» **GIVEN REQUEST**
Your task is to print the material below exactly as presented.

::: DATA IN THIS EXERCISE

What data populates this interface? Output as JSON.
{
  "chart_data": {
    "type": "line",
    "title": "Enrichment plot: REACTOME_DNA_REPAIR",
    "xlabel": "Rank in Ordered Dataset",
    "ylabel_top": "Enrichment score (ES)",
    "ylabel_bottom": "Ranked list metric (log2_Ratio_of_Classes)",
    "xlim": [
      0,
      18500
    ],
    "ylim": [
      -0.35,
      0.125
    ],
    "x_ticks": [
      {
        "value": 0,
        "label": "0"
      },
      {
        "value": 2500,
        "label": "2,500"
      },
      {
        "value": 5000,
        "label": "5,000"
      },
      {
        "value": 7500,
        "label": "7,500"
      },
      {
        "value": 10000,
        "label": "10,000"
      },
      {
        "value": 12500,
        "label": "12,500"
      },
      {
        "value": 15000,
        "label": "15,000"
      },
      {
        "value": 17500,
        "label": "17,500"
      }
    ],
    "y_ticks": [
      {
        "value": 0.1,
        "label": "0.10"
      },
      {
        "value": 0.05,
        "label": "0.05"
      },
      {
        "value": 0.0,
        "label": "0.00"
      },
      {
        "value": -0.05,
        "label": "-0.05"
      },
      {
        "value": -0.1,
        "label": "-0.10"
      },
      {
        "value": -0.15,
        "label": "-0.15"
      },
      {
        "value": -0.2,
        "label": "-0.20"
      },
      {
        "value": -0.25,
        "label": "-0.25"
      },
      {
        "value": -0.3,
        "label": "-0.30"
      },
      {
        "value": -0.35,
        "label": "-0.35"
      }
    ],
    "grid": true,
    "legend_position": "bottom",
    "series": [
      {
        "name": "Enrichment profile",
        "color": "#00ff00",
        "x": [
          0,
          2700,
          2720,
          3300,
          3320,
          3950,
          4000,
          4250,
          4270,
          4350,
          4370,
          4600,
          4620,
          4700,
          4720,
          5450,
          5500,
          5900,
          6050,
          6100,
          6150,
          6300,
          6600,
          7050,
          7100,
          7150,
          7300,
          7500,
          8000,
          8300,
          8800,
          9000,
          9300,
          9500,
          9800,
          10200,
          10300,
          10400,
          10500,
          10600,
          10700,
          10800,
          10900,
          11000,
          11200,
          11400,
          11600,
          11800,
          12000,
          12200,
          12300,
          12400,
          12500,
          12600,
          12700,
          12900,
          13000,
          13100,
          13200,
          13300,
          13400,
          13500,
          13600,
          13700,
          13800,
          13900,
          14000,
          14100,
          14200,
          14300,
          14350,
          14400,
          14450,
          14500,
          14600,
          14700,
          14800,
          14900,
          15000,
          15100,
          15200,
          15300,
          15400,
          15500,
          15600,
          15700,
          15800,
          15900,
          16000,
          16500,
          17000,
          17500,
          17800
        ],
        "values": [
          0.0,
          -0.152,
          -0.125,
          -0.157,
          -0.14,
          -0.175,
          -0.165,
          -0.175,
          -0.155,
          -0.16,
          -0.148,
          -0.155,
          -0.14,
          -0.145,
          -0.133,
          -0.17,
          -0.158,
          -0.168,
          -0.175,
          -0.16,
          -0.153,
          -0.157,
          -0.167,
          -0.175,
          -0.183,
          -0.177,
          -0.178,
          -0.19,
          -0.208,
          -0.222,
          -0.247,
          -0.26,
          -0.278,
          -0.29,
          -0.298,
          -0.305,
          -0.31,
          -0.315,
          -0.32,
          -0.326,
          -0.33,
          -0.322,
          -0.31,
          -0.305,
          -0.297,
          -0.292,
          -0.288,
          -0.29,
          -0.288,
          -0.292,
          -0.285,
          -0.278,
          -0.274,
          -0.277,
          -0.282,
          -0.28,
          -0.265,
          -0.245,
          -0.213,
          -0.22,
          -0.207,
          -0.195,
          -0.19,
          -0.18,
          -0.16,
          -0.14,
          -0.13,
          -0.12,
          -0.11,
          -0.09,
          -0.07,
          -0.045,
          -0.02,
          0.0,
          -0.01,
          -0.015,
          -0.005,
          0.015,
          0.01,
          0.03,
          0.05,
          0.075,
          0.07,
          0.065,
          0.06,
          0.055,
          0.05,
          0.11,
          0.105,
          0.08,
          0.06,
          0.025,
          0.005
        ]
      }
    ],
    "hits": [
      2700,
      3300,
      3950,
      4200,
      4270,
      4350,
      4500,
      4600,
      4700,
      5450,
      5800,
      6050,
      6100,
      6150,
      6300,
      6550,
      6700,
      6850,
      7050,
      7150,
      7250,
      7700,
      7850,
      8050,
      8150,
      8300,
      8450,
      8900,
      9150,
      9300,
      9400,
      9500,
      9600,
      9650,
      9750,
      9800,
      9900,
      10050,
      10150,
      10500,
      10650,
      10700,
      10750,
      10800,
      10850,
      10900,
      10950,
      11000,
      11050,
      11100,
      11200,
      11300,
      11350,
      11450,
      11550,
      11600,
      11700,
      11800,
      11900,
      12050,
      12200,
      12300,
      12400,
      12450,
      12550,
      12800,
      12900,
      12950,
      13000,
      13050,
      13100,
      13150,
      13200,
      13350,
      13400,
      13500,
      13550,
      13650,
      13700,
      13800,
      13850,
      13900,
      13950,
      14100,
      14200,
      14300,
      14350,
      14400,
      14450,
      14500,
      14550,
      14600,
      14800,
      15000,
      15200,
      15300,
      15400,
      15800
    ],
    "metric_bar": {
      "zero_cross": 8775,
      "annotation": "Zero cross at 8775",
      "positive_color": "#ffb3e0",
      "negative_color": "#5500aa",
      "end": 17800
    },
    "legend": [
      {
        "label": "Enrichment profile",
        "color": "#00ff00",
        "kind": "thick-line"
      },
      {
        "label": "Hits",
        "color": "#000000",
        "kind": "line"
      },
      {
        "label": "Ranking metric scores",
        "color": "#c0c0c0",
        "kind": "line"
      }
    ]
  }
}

::::::

» **SOLVED EXERCISE**
What data populates this interface? Output as JSON.
{
  "chart_data": {
    "type": "line",
    "title": "Enrichment plot: REACTOME_DNA_REPAIR",
    "xlabel": "Rank in Ordered Dataset",
    "ylabel_top": "Enrichment score (ES)",
    "ylabel_bottom": "Ranked list metric (log2_Ratio_of_Classes)",
    "xlim": [
      0,
      18500
    ],
    "ylim": [
      -0.35,
      0.125
    ],
    "x_ticks": [
      {
        "value": 0,
        "label": "0"
      },
      {
        "value": 2500,
        "label": "2,500"
      },
      {
        "value": 5000,
        "label": "5,000"
      },
      {
        "value": 7500,
        "label": "7,500"
      },
      {
        "value": 10000,
        "label": "10,000"
      },
      {
        "value": 12500,
        "label": "12,500"
      },
      {
        "value": 15000,
        "label": "15,000"
      },
      {
        "value": 17500,
        "label": "17,500"
      }
    ],
    "y_ticks": [
      {
        "value": 0.1,
        "label": "0.10"
      },
      {
        "value": 0.05,
        "label": "0.05"
      },
      {
        "value": 0.0,
        "label": "0.00"
      },
      {
        "value": -0.05,
        "label": "-0.05"
      },
      {
        "value": -0.1,
        "label": "-0.10"
      },
      {
        "value": -0.15,
        "label": "-0.15"
      },
      {
        "value": -0.2,
        "label": "-0.20"
      },
      {
        "value": -0.25,
        "label": "-0.25"
      },
      {
        "value": -0.3,
        "label": "-0.30"
      },
      {
        "value": -0.35,
        "label": "-0.35"
      }
    ],
    "grid": true,
    "legend_position": "bottom",
    "series": [
      {
        "name": "Enrichment profile",
        "color": "#00ff00",
        "x": [
          0,
          2700,
          2720,
          3300,
          3320,
          3950,
          4000,
          4250,
          4270,
          4350,
          4370,
          4600,
          4620,
          4700,
          4720,
          5450,
          5500,
          5900,
          6050,
          6100,
          6150,
          6300,
          6600,
          7050,
          7100,
          7150,
          7300,
          7500,
          8000,
          8300,
          8800,
          9000,
          9300,
          9500,
          9800,
          10200,
          10300,
          10400,
          10500,
          10600,
          10700,
          10800,
          10900,
          11000,
          11200,
          11400,
          11600,
          11800,
          12000,
          12200,
          12300,
          12400,
          12500,
          12600,
          12700,
          12900,
          13000,
          13100,
          13200,
          13300,
          13400,
          13500,
          13600,
          13700,
          13800,
          13900,
          14000,
          14100,
          14200,
          14300,
          14350,
          14400,
          14450,
          14500,
          14600,
          14700,
          14800,
          14900,
          15000,
          15100,
          15200,
          15300,
          15400,
          15500,
          15600,
          15700,
          15800,
          15900,
          16000,
          16500,
          17000,
          17500,
          17800
        ],
        "values": [
          0.0,
          -0.152,
          -0.125,
          -0.157,
          -0.14,
          -0.175,
          -0.165,
          -0.175,
          -0.155,
          -0.16,
          -0.148,
          -0.155,
          -0.14,
          -0.145,
          -0.133,
          -0.17,
          -0.158,
          -0.168,
          -0.175,
          -0.16,
          -0.153,
          -0.157,
          -0.167,
          -0.175,
          -0.183,
          -0.177,
          -0.178,
          -0.19,
          -0.208,
          -0.222,
          -0.247,
          -0.26,
          -0.278,
          -0.29,
          -0.298,
          -0.305,
          -0.31,
          -0.315,
          -0.32,
          -0.326,
          -0.33,
          -0.322,
          -0.31,
          -0.305,
          -0.297,
          -0.292,
          -0.288,
          -0.29,
          -0.288,
          -0.292,
          -0.285,
          -0.278,
          -0.274,
          -0.277,
          -0.282,
          -0.28,
          -0.265,
          -0.245,
          -0.213,
          -0.22,
          -0.207,
          -0.195,
          -0.19,
          -0.18,
          -0.16,
          -0.14,
          -0.13,
          -0.12,
          -0.11,
          -0.09,
          -0.07,
          -0.045,
          -0.02,
          0.0,
          -0.01,
          -0.015,
          -0.005,
          0.015,
          0.01,
          0.03,
          0.05,
          0.075,
          0.07,
          0.065,
          0.06,
          0.055,
          0.05,
          0.11,
          0.105,
          0.08,
          0.06,
          0.025,
          0.005
        ]
      }
    ],
    "hits": [
      2700,
      3300,
      3950,
      4200,
      4270,
      4350,
      4500,
      4600,
      4700,
      5450,
      5800,
      6050,
      6100,
      6150,
      6300,
      6550,
      6700,
      6850,
      7050,
      7150,
      7250,
      7700,
      7850,
      8050,
      8150,
      8300,
      8450,
      8900,
      9150,
      9300,
      9400,
      9500,
      9600,
      9650,
      9750,
      9800,
      9900,
      10050,
      10150,
      10500,
      10650,
      10700,
      10750,
      10800,
      10850,
      10900,
      10950,
      11000,
      11050,
      11100,
      11200,
      11300,
      11350,
      11450,
      11550,
      11600,
      11700,
      11800,
      11900,
      12050,
      12200,
      12300,
      12400,
      12450,
      12550,
      12800,
      12900,
      12950,
      13000,
      13050,
      13100,
      13150,
      13200,
      13350,
      13400,
      13500,
      13550,
      13650,
      13700,
      13800,
      13850,
      13900,
      13950,
      14100,
      14200,
      14300,
      14350,
      14400,
      14450,
      14500,
      14550,
      14600,
      14800,
      15000,
      15200,
      15300,
      15400,
      15800
    ],
    "metric_bar": {
      "zero_cross": 8775,
      "annotation": "Zero cross at 8775",
      "positive_color": "#ffb3e0",
      "negative_color": "#5500aa",
      "end": 17800
    },
    "legend": [
      {
        "label": "Enrichment profile",
        "color": "#00ff00",
        "kind": "thick-line"
      },
      {
        "label": "Hits",
        "color": "#000000",
        "kind": "line"
      },
      {
        "label": "Ranking metric scores",
        "color": "#c0c0c0",
        "kind": "line"
      }
    ]
  }
}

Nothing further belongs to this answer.